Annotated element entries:
================================

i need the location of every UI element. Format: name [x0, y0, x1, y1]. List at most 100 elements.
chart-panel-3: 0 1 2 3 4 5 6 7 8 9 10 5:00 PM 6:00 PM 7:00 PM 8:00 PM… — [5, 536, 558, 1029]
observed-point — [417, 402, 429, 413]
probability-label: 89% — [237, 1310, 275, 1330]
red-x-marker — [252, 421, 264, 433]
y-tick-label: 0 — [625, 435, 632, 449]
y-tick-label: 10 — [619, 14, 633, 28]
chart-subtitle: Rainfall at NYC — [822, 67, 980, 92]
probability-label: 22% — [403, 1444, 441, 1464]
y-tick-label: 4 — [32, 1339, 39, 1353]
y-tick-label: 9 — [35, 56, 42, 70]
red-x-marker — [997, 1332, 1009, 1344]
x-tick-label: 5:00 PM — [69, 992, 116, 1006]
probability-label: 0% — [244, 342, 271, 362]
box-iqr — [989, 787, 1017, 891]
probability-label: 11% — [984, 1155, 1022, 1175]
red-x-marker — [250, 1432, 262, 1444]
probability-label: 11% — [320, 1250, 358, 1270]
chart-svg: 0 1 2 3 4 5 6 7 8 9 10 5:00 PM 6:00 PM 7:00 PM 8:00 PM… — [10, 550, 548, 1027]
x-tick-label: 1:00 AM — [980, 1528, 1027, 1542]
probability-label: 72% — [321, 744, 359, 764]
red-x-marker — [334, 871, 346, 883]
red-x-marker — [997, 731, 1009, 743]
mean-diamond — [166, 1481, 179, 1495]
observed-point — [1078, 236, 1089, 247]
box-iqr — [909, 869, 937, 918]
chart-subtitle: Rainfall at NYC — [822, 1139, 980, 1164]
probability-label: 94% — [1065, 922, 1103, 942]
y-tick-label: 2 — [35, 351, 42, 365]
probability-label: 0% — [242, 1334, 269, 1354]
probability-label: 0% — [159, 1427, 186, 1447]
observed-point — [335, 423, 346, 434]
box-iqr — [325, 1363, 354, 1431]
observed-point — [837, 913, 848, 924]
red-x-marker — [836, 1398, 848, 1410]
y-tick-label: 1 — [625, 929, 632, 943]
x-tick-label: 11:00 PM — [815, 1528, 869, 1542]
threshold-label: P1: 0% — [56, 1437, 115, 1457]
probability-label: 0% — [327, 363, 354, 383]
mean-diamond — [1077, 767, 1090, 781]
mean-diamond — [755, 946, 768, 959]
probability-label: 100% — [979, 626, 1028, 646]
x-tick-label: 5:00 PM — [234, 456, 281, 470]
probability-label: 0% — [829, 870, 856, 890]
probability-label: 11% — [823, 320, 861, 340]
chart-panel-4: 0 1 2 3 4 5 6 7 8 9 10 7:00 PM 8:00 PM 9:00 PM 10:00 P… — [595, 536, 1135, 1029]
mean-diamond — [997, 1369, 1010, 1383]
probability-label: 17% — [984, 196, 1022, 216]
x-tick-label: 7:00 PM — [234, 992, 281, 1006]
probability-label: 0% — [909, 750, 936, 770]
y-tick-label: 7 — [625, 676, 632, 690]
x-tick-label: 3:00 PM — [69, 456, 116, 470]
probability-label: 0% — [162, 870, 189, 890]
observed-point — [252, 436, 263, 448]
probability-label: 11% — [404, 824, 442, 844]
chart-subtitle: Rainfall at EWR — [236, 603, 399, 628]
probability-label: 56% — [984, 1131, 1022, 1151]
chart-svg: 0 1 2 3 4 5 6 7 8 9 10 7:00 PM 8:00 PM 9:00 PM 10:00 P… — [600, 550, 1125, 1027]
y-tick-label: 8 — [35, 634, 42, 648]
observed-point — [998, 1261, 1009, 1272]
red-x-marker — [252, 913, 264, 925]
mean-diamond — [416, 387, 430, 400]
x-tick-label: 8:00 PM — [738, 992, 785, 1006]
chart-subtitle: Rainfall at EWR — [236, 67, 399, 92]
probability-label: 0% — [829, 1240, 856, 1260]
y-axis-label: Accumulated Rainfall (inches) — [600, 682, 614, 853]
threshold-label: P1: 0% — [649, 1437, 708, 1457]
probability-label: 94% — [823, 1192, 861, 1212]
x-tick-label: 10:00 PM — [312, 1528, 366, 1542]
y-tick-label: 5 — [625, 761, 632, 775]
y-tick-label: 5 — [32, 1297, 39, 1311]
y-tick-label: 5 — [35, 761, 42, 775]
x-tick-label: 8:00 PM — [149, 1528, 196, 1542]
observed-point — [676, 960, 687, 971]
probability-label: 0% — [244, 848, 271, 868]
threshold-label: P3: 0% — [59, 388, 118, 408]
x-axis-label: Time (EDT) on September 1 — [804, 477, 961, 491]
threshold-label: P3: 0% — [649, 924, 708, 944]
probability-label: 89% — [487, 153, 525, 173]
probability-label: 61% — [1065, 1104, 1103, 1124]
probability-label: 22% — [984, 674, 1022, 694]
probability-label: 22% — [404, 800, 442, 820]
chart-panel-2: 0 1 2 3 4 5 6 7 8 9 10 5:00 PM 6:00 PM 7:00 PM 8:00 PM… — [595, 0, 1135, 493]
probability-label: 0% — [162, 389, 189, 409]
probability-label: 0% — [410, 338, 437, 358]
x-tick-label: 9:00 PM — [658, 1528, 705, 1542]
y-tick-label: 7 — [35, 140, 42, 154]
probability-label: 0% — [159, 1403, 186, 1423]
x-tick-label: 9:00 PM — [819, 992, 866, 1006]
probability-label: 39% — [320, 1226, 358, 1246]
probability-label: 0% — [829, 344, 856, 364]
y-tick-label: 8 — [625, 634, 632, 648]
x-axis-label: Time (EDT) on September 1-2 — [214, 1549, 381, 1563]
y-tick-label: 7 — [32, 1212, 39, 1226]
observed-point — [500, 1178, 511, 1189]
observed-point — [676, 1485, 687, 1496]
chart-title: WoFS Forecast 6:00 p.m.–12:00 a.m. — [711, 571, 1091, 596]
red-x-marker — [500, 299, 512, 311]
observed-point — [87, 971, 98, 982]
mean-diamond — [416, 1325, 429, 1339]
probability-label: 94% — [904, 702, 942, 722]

================================

(The exercise)
Rewrite the rows from the start through the line containing "probability-label: 0% — [159, 1427, 186, 1447]", replacing "red-x-marker" with "cross-marker" and leaving everything else unchanged.

(Exercise response)
i need the location of every UI element. Format: name [x0, y0, x1, y1]. List at most 100 elements.
chart-panel-3: 0 1 2 3 4 5 6 7 8 9 10 5:00 PM 6:00 PM 7:00 PM 8:00 PM… — [5, 536, 558, 1029]
observed-point — [417, 402, 429, 413]
probability-label: 89% — [237, 1310, 275, 1330]
cross-marker — [252, 421, 264, 433]
y-tick-label: 0 — [625, 435, 632, 449]
y-tick-label: 10 — [619, 14, 633, 28]
chart-subtitle: Rainfall at NYC — [822, 67, 980, 92]
probability-label: 22% — [403, 1444, 441, 1464]
y-tick-label: 4 — [32, 1339, 39, 1353]
y-tick-label: 9 — [35, 56, 42, 70]
cross-marker — [997, 1332, 1009, 1344]
x-tick-label: 5:00 PM — [69, 992, 116, 1006]
probability-label: 0% — [244, 342, 271, 362]
box-iqr — [989, 787, 1017, 891]
probability-label: 11% — [984, 1155, 1022, 1175]
cross-marker — [250, 1432, 262, 1444]
probability-label: 11% — [320, 1250, 358, 1270]
chart-svg: 0 1 2 3 4 5 6 7 8 9 10 5:00 PM 6:00 PM 7:00 PM 8:00 PM… — [10, 550, 548, 1027]
x-tick-label: 1:00 AM — [980, 1528, 1027, 1542]
probability-label: 72% — [321, 744, 359, 764]
cross-marker — [334, 871, 346, 883]
cross-marker — [997, 731, 1009, 743]
mean-diamond — [166, 1481, 179, 1495]
observed-point — [1078, 236, 1089, 247]
box-iqr — [909, 869, 937, 918]
chart-subtitle: Rainfall at NYC — [822, 1139, 980, 1164]
probability-label: 94% — [1065, 922, 1103, 942]
y-tick-label: 2 — [35, 351, 42, 365]
probability-label: 0% — [242, 1334, 269, 1354]
probability-label: 0% — [159, 1427, 186, 1447]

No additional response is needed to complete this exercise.